TASK PROMPT: Reproduce the full listing that appears beneath this instruction exactly.

DATA FOR THIS TASK:
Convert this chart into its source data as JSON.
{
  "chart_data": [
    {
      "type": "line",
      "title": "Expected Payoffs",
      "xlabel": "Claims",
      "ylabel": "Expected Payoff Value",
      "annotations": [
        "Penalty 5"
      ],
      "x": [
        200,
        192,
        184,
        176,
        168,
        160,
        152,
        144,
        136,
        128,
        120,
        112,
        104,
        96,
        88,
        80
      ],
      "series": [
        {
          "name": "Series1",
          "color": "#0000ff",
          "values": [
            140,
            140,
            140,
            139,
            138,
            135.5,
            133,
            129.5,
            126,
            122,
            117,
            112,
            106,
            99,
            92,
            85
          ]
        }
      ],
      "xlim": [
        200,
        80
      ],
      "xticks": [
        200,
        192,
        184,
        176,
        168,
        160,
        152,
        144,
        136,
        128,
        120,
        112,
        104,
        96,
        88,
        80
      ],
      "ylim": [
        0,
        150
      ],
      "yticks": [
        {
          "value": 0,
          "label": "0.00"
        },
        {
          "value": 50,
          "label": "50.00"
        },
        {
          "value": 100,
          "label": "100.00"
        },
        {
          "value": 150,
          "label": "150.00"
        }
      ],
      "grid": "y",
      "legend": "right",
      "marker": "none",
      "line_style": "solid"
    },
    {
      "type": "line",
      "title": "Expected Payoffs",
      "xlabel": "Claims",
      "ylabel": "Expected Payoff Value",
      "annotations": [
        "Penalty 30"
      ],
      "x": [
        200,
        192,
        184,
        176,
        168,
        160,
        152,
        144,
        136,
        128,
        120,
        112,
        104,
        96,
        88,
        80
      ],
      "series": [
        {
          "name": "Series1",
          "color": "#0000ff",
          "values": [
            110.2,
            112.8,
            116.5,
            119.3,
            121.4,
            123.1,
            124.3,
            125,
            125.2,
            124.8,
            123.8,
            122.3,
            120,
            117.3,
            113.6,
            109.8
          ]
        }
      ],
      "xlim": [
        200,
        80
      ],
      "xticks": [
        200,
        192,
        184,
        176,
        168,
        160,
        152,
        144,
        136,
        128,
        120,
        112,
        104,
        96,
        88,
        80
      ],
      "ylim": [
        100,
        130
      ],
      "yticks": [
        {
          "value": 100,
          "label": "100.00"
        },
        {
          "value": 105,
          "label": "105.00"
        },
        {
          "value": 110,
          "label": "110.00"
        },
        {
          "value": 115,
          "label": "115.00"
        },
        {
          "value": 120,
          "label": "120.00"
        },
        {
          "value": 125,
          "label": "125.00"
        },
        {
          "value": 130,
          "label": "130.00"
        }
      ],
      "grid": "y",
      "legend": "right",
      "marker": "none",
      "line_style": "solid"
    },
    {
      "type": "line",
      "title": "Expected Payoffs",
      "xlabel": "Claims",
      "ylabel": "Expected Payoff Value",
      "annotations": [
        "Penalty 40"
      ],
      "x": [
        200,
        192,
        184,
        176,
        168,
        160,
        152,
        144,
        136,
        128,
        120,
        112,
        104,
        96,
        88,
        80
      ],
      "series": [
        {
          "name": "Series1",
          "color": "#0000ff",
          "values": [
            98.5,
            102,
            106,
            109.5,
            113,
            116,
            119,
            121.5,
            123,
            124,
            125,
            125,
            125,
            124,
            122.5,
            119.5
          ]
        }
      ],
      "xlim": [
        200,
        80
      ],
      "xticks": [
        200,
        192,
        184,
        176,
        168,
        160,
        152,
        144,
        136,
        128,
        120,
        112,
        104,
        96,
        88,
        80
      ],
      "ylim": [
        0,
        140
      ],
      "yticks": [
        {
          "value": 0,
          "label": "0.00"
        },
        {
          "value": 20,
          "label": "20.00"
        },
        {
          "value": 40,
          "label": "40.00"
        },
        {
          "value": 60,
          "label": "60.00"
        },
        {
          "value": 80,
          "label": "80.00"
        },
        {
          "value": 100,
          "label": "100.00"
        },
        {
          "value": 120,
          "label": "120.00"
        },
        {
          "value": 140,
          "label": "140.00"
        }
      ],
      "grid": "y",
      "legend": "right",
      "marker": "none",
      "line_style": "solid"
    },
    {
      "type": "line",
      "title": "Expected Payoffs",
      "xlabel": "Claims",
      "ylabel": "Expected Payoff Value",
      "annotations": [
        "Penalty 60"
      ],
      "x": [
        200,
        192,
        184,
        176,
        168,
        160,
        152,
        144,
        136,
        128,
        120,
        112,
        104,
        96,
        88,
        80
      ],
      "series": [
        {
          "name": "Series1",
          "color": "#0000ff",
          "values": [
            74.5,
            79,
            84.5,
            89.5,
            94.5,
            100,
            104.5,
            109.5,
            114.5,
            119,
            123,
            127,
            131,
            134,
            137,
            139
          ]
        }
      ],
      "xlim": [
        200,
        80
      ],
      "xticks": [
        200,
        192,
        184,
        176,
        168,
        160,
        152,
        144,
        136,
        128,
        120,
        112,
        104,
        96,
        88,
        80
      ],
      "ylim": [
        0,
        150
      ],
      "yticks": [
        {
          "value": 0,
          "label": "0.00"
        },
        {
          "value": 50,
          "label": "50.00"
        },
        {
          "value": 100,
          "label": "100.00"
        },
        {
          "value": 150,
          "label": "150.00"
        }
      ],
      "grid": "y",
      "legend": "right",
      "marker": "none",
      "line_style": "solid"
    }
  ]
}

EXERCISE ANSWER:
Convert this chart into its source data as JSON.
{
  "chart_data": [
    {
      "type": "line",
      "title": "Expected Payoffs",
      "xlabel": "Claims",
      "ylabel": "Expected Payoff Value",
      "annotations": [
        "Penalty 5"
      ],
      "x": [
        200,
        192,
        184,
        176,
        168,
        160,
        152,
        144,
        136,
        128,
        120,
        112,
        104,
        96,
        88,
        80
      ],
      "series": [
        {
          "name": "Series1",
          "color": "#0000ff",
          "values": [
            140,
            140,
            140,
            139,
            138,
            135.5,
            133,
            129.5,
            126,
            122,
            117,
            112,
            106,
            99,
            92,
            85
          ]
        }
      ],
      "xlim": [
        200,
        80
      ],
      "xticks": [
        200,
        192,
        184,
        176,
        168,
        160,
        152,
        144,
        136,
        128,
        120,
        112,
        104,
        96,
        88,
        80
      ],
      "ylim": [
        0,
        150
      ],
      "yticks": [
        {
          "value": 0,
          "label": "0.00"
        },
        {
          "value": 50,
          "label": "50.00"
        },
        {
          "value": 100,
          "label": "100.00"
        },
        {
          "value": 150,
          "label": "150.00"
        }
      ],
      "grid": "y",
      "legend": "right",
      "marker": "none",
      "line_style": "solid"
    },
    {
      "type": "line",
      "title": "Expected Payoffs",
      "xlabel": "Claims",
      "ylabel": "Expected Payoff Value",
      "annotations": [
        "Penalty 30"
      ],
      "x": [
        200,
        192,
        184,
        176,
        168,
        160,
        152,
        144,
        136,
        128,
        120,
        112,
        104,
        96,
        88,
        80
      ],
      "series": [
        {
          "name": "Series1",
          "color": "#0000ff",
          "values": [
            110.2,
            112.8,
            116.5,
            119.3,
            121.4,
            123.1,
            124.3,
            125,
            125.2,
            124.8,
            123.8,
            122.3,
            120,
            117.3,
            113.6,
            109.8
          ]
        }
      ],
      "xlim": [
        200,
        80
      ],
      "xticks": [
        200,
        192,
        184,
        176,
        168,
        160,
        152,
        144,
        136,
        128,
        120,
        112,
        104,
        96,
        88,
        80
      ],
      "ylim": [
        100,
        130
      ],
      "yticks": [
        {
          "value": 100,
          "label": "100.00"
        },
        {
          "value": 105,
          "label": "105.00"
        },
        {
          "value": 110,
          "label": "110.00"
        },
        {
          "value": 115,
          "label": "115.00"
        },
        {
          "value": 120,
          "label": "120.00"
        },
        {
          "value": 125,
          "label": "125.00"
        },
        {
          "value": 130,
          "label": "130.00"
        }
      ],
      "grid": "y",
      "legend": "right",
      "marker": "none",
      "line_style": "solid"
    },
    {
      "type": "line",
      "title": "Expected Payoffs",
      "xlabel": "Claims",
      "ylabel": "Expected Payoff Value",
      "annotations": [
        "Penalty 40"
      ],
      "x": [
        200,
        192,
        184,
        176,
        168,
        160,
        152,
        144,
        136,
        128,
        120,
        112,
        104,
        96,
        88,
        80
      ],
      "series": [
        {
          "name": "Series1",
          "color": "#0000ff",
          "values": [
            98.5,
            102,
            106,
            109.5,
            113,
            116,
            119,
            121.5,
            123,
            124,
            125,
            125,
            125,
            124,
            122.5,
            119.5
          ]
        }
      ],
      "xlim": [
        200,
        80
      ],
      "xticks": [
        200,
        192,
        184,
        176,
        168,
        160,
        152,
        144,
        136,
        128,
        120,
        112,
        104,
        96,
        88,
        80
      ],
      "ylim": [
        0,
        140
      ],
      "yticks": [
        {
          "value": 0,
          "label": "0.00"
        },
        {
          "value": 20,
          "label": "20.00"
        },
        {
          "value": 40,
          "label": "40.00"
        },
        {
          "value": 60,
          "label": "60.00"
        },
        {
          "value": 80,
          "label": "80.00"
        },
        {
          "value": 100,
          "label": "100.00"
        },
        {
          "value": 120,
          "label": "120.00"
        },
        {
          "value": 140,
          "label": "140.00"
        }
      ],
      "grid": "y",
      "legend": "right",
      "marker": "none",
      "line_style": "solid"
    },
    {
      "type": "line",
      "title": "Expected Payoffs",
      "xlabel": "Claims",
      "ylabel": "Expected Payoff Value",
      "annotations": [
        "Penalty 60"
      ],
      "x": [
        200,
        192,
        184,
        176,
        168,
        160,
        152,
        144,
        136,
        128,
        120,
        112,
        104,
        96,
        88,
        80
      ],
      "series": [
        {
          "name": "Series1",
          "color": "#0000ff",
          "values": [
            74.5,
            79,
            84.5,
            89.5,
            94.5,
            100,
            104.5,
            109.5,
            114.5,
            119,
            123,
            127,
            131,
            134,
            137,
            139
          ]
        }
      ],
      "xlim": [
        200,
        80
      ],
      "xticks": [
        200,
        192,
        184,
        176,
        168,
        160,
        152,
        144,
        136,
        128,
        120,
        112,
        104,
        96,
        88,
        80
      ],
      "ylim": [
        0,
        150
      ],
      "yticks": [
        {
          "value": 0,
          "label": "0.00"
        },
        {
          "value": 50,
          "label": "50.00"
        },
        {
          "value": 100,
          "label": "100.00"
        },
        {
          "value": 150,
          "label": "150.00"
        }
      ],
      "grid": "y",
      "legend": "right",
      "marker": "none",
      "line_style": "solid"
    }
  ]
}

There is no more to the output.